=== GOAL ===
Search the material for the string "chứng", then report how many lines hold it, with no other text.

Stored entries
----------

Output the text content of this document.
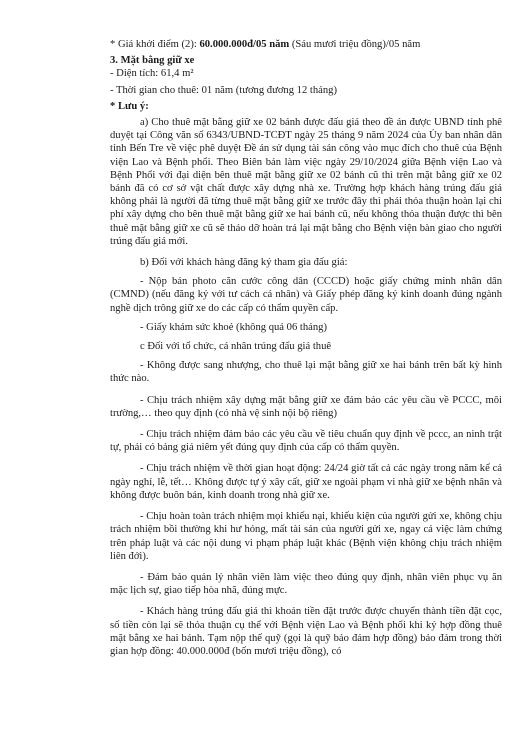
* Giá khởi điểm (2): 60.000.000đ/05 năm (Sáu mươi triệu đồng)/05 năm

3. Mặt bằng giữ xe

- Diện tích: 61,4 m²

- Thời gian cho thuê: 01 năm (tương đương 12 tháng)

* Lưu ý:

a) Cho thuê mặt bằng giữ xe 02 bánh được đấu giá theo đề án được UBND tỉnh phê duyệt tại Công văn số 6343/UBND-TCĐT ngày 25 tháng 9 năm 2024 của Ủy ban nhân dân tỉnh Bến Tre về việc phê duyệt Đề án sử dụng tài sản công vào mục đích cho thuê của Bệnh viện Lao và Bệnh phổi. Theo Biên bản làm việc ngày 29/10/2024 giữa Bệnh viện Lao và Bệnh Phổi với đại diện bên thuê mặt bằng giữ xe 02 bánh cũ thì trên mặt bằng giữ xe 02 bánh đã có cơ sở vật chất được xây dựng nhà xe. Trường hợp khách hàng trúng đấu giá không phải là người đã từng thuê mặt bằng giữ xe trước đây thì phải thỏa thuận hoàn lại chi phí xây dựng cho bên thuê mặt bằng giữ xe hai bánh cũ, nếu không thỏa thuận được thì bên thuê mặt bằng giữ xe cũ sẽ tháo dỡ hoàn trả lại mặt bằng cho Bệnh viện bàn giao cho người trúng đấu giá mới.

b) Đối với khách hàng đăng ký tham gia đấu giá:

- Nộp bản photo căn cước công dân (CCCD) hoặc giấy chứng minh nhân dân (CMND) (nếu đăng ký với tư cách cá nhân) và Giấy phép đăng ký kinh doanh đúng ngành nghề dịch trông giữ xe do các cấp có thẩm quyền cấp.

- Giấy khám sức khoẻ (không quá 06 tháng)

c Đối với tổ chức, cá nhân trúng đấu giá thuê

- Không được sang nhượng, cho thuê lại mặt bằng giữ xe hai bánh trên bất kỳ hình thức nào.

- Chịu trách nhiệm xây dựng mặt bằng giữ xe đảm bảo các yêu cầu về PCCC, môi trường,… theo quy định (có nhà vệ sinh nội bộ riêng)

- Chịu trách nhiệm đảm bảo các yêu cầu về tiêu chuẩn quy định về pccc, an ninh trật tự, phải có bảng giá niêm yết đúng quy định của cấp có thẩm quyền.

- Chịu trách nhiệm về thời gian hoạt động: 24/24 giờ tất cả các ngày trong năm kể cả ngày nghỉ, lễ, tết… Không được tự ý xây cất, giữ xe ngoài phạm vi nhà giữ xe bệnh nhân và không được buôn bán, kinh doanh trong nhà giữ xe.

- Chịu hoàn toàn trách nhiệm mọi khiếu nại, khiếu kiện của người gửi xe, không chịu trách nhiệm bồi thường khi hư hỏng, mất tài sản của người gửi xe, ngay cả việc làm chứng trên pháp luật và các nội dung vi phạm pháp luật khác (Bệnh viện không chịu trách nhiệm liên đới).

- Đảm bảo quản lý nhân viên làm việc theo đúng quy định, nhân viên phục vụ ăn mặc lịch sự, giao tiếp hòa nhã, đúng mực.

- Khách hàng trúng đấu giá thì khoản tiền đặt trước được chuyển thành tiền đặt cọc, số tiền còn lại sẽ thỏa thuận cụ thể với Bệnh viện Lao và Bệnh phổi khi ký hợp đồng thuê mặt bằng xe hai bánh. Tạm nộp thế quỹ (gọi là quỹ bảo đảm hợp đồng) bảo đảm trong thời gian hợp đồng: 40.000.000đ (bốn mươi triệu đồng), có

----------

=== TASK SOLUTION ===
2